- [EXERCISE OBJECTIVE]: Copy the records below, changing every "interactable" to "clickable" and leaving the rest untouched. Omit the pictures from your copy.

- [THE DATA]:
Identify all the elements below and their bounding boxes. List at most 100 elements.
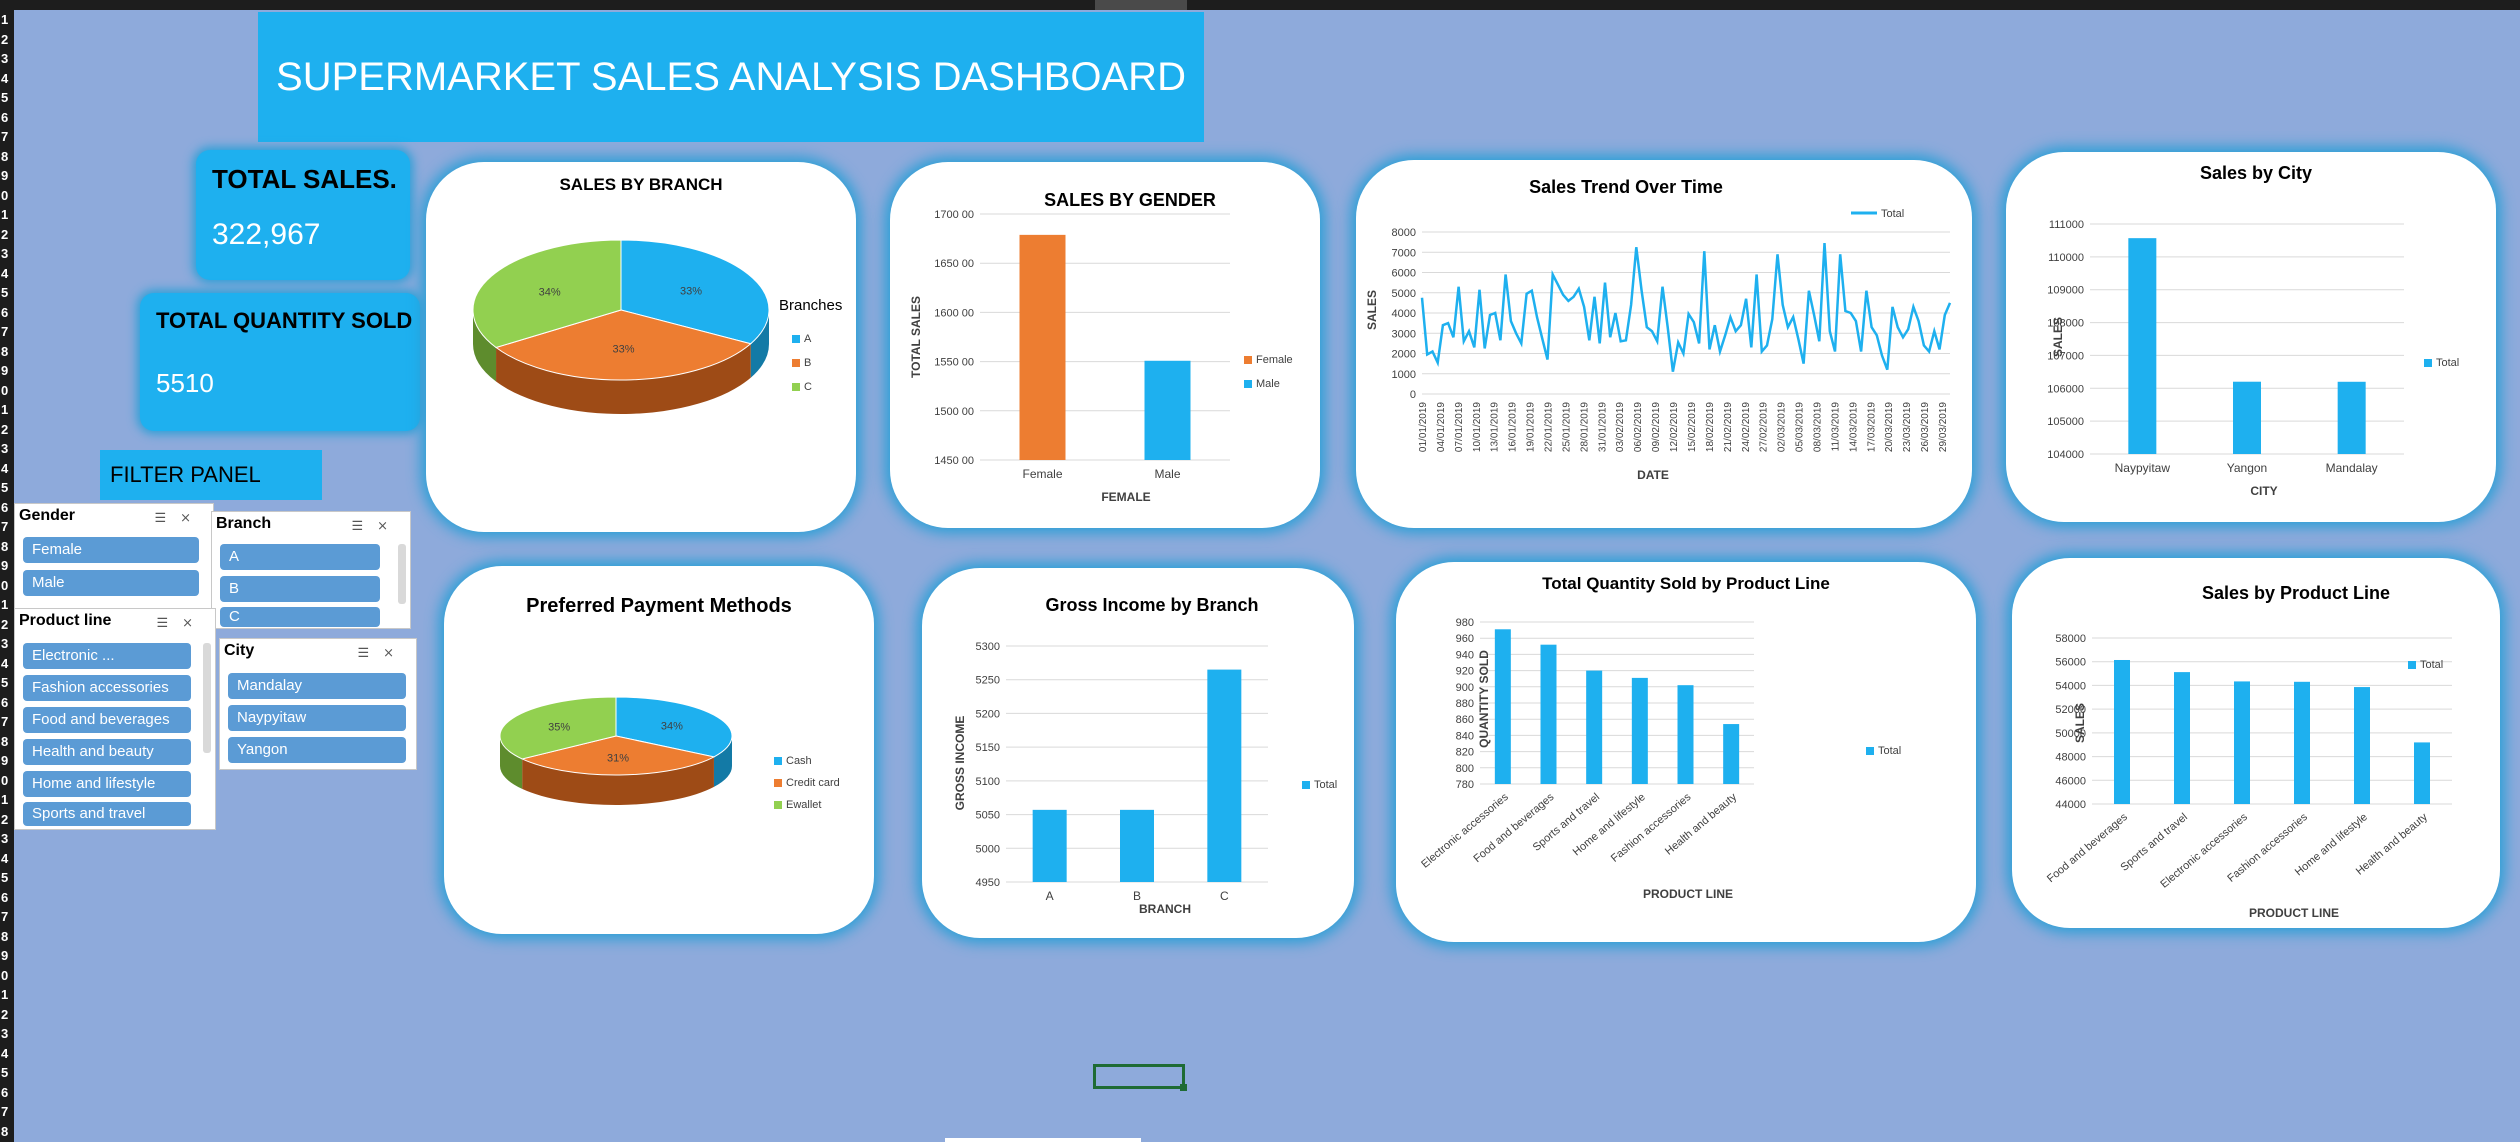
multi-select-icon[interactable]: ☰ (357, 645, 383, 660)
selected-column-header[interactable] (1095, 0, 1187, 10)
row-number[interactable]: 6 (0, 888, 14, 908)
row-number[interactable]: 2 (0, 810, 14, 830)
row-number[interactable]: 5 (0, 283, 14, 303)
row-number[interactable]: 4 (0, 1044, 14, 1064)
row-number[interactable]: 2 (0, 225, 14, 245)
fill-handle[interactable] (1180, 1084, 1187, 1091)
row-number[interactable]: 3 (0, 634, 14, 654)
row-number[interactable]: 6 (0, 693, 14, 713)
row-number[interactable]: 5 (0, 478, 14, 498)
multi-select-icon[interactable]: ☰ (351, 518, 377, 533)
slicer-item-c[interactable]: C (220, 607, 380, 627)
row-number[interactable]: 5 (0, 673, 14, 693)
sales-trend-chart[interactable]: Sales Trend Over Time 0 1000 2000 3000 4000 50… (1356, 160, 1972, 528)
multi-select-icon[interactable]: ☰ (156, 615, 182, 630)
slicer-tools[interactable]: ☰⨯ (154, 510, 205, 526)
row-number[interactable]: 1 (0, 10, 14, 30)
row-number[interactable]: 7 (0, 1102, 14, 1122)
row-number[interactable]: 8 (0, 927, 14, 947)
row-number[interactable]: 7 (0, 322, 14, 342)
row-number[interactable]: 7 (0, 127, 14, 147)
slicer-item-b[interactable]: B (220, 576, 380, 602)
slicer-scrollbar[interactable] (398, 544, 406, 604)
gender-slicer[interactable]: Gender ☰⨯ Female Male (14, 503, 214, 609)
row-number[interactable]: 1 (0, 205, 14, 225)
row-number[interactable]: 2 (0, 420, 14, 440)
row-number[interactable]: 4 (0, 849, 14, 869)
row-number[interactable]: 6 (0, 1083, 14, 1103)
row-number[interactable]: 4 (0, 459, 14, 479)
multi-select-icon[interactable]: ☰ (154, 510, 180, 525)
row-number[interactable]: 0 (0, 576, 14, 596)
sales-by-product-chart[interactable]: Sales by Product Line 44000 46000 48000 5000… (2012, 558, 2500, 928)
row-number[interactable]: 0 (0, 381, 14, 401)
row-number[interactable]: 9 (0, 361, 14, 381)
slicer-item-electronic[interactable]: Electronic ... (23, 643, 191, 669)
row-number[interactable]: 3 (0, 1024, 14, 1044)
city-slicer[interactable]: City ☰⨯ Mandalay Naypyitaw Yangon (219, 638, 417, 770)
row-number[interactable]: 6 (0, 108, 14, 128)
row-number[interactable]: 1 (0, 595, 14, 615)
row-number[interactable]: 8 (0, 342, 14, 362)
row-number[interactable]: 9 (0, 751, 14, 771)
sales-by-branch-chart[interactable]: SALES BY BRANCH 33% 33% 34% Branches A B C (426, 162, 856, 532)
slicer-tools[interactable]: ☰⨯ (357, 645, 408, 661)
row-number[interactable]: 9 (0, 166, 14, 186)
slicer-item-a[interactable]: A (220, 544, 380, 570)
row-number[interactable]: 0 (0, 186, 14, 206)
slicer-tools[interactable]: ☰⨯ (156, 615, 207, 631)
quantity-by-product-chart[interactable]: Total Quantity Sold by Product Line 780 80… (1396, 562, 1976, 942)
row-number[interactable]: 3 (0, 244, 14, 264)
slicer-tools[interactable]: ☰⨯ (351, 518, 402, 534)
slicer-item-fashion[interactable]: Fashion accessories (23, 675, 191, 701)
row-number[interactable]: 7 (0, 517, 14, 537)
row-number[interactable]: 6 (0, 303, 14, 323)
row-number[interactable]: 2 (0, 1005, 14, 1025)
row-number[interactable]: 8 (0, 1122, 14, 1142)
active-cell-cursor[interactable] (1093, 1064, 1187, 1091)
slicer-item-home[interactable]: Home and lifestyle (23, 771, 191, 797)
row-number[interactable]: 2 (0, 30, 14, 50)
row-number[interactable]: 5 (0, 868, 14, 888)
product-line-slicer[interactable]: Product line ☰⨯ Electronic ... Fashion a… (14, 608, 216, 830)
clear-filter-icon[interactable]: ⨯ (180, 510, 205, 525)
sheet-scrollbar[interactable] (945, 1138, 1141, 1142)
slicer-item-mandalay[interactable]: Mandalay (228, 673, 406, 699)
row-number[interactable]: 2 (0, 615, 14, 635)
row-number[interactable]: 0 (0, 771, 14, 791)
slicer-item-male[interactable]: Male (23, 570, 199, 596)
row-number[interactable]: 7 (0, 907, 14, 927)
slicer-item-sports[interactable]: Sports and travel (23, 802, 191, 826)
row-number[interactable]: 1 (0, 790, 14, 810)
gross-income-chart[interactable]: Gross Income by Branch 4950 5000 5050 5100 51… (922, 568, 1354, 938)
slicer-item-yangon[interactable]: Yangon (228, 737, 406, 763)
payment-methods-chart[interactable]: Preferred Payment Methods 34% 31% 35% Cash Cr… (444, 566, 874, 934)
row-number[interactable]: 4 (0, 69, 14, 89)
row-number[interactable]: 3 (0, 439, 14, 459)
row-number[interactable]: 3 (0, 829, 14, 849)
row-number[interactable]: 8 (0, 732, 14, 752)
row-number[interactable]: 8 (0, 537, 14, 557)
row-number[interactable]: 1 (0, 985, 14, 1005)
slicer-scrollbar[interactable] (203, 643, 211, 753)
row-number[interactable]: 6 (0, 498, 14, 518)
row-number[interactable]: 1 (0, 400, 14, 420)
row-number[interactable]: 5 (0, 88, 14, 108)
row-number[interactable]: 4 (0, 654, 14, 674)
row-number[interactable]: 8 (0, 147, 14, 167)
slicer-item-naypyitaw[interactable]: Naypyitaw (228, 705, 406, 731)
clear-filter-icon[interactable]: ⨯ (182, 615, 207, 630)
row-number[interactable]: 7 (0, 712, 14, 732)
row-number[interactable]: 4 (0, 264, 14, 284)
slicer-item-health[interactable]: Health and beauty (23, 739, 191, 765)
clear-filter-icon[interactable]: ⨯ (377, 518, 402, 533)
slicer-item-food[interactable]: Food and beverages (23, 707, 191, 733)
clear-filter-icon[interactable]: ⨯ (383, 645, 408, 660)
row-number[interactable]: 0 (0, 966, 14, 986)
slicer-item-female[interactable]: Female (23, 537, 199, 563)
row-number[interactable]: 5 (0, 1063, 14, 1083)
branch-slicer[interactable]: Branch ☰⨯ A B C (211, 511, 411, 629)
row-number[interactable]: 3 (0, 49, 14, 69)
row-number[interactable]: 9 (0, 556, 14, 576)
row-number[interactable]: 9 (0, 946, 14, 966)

- [ANSWER TO THE EXERCISE]:
Identify all the elements below and their bounding boxes. List at most 100 elements.
multi-select-icon[clickable]: ☰ (357, 645, 383, 660)
selected-column-header[clickable] (1095, 0, 1187, 10)
row-number[clickable]: 6 (0, 888, 14, 908)
row-number[clickable]: 2 (0, 810, 14, 830)
row-number[clickable]: 5 (0, 283, 14, 303)
row-number[clickable]: 4 (0, 1044, 14, 1064)
row-number[clickable]: 2 (0, 225, 14, 245)
fill-handle[clickable] (1180, 1084, 1187, 1091)
row-number[clickable]: 3 (0, 634, 14, 654)
row-number[clickable]: 6 (0, 693, 14, 713)
row-number[clickable]: 5 (0, 478, 14, 498)
multi-select-icon[clickable]: ☰ (351, 518, 377, 533)
slicer-item-c[clickable]: C (220, 607, 380, 627)
row-number[clickable]: 5 (0, 673, 14, 693)
sales-trend-chart[clickable]: Sales Trend Over Time 0 1000 2000 3000 4000 50… (1356, 160, 1972, 528)
multi-select-icon[clickable]: ☰ (156, 615, 182, 630)
slicer-tools[clickable]: ☰⨯ (154, 510, 205, 526)
row-number[clickable]: 1 (0, 10, 14, 30)
row-number[clickable]: 7 (0, 1102, 14, 1122)
row-number[clickable]: 8 (0, 927, 14, 947)
row-number[clickable]: 7 (0, 322, 14, 342)
row-number[clickable]: 7 (0, 127, 14, 147)
slicer-item-b[clickable]: B (220, 576, 380, 602)
slicer-scrollbar[clickable] (398, 544, 406, 604)
gender-slicer[clickable]: Gender ☰⨯ Female Male (14, 503, 214, 609)
row-number[clickable]: 1 (0, 205, 14, 225)
row-number[clickable]: 2 (0, 420, 14, 440)
row-number[clickable]: 4 (0, 849, 14, 869)
row-number[clickable]: 6 (0, 1083, 14, 1103)
row-number[clickable]: 4 (0, 459, 14, 479)
multi-select-icon[clickable]: ☰ (154, 510, 180, 525)
row-number[clickable]: 0 (0, 576, 14, 596)
sales-by-product-chart[clickable]: Sales by Product Line 44000 46000 48000 5000… (2012, 558, 2500, 928)
row-number[clickable]: 0 (0, 381, 14, 401)
row-number[clickable]: 9 (0, 361, 14, 381)
slicer-item-electronic[clickable]: Electronic ... (23, 643, 191, 669)
row-number[clickable]: 3 (0, 1024, 14, 1044)
city-slicer[clickable]: City ☰⨯ Mandalay Naypyitaw Yangon (219, 638, 417, 770)
row-number[clickable]: 6 (0, 108, 14, 128)
row-number[clickable]: 1 (0, 595, 14, 615)
row-number[clickable]: 8 (0, 342, 14, 362)
row-number[clickable]: 9 (0, 751, 14, 771)
sales-by-branch-chart[clickable]: SALES BY BRANCH 33% 33% 34% Branches A B C (426, 162, 856, 532)
slicer-tools[clickable]: ☰⨯ (357, 645, 408, 661)
row-number[clickable]: 9 (0, 166, 14, 186)
slicer-item-a[clickable]: A (220, 544, 380, 570)
row-number[clickable]: 0 (0, 186, 14, 206)
slicer-tools[clickable]: ☰⨯ (156, 615, 207, 631)
quantity-by-product-chart[clickable]: Total Quantity Sold by Product Line 780 80… (1396, 562, 1976, 942)
row-number[clickable]: 3 (0, 244, 14, 264)
slicer-tools[clickable]: ☰⨯ (351, 518, 402, 534)
slicer-item-fashion[clickable]: Fashion accessories (23, 675, 191, 701)
row-number[clickable]: 7 (0, 517, 14, 537)
row-number[clickable]: 6 (0, 303, 14, 323)
row-number[clickable]: 2 (0, 1005, 14, 1025)
row-number[clickable]: 8 (0, 1122, 14, 1142)
active-cell-cursor[clickable] (1093, 1064, 1187, 1091)
slicer-item-home[clickable]: Home and lifestyle (23, 771, 191, 797)
row-number[clickable]: 2 (0, 30, 14, 50)
row-number[clickable]: 5 (0, 868, 14, 888)
product-line-slicer[clickable]: Product line ☰⨯ Electronic ... Fashion a… (14, 608, 216, 830)
clear-filter-icon[clickable]: ⨯ (180, 510, 205, 525)
sheet-scrollbar[clickable] (945, 1138, 1141, 1142)
slicer-item-mandalay[clickable]: Mandalay (228, 673, 406, 699)
row-number[clickable]: 2 (0, 615, 14, 635)
row-number[clickable]: 0 (0, 771, 14, 791)
slicer-item-male[clickable]: Male (23, 570, 199, 596)
row-number[clickable]: 7 (0, 907, 14, 927)
slicer-item-sports[clickable]: Sports and travel (23, 802, 191, 826)
row-number[clickable]: 1 (0, 790, 14, 810)
gross-income-chart[clickable]: Gross Income by Branch 4950 5000 5050 5100 51… (922, 568, 1354, 938)
slicer-item-yangon[clickable]: Yangon (228, 737, 406, 763)
payment-methods-chart[clickable]: Preferred Payment Methods 34% 31% 35% Cash Cr… (444, 566, 874, 934)
row-number[clickable]: 4 (0, 69, 14, 89)
row-number[clickable]: 3 (0, 439, 14, 459)
row-number[clickable]: 3 (0, 829, 14, 849)
row-number[clickable]: 8 (0, 732, 14, 752)
row-number[clickable]: 8 (0, 537, 14, 557)
row-number[clickable]: 1 (0, 985, 14, 1005)
slicer-scrollbar[clickable] (203, 643, 211, 753)
row-number[clickable]: 6 (0, 498, 14, 518)
row-number[clickable]: 1 (0, 400, 14, 420)
row-number[clickable]: 5 (0, 88, 14, 108)
row-number[clickable]: 4 (0, 654, 14, 674)
row-number[clickable]: 8 (0, 147, 14, 167)
slicer-item-naypyitaw[clickable]: Naypyitaw (228, 705, 406, 731)
clear-filter-icon[clickable]: ⨯ (182, 615, 207, 630)
row-number[clickable]: 7 (0, 712, 14, 732)
row-number[clickable]: 4 (0, 264, 14, 284)
slicer-item-health[clickable]: Health and beauty (23, 739, 191, 765)
clear-filter-icon[clickable]: ⨯ (377, 518, 402, 533)
slicer-item-food[clickable]: Food and beverages (23, 707, 191, 733)
clear-filter-icon[clickable]: ⨯ (383, 645, 408, 660)
row-number[clickable]: 0 (0, 966, 14, 986)
slicer-item-female[clickable]: Female (23, 537, 199, 563)
row-number[clickable]: 5 (0, 1063, 14, 1083)
branch-slicer[clickable]: Branch ☰⨯ A B C (211, 511, 411, 629)
row-number[clickable]: 3 (0, 49, 14, 69)
row-number[clickable]: 9 (0, 556, 14, 576)
row-number[clickable]: 9 (0, 946, 14, 966)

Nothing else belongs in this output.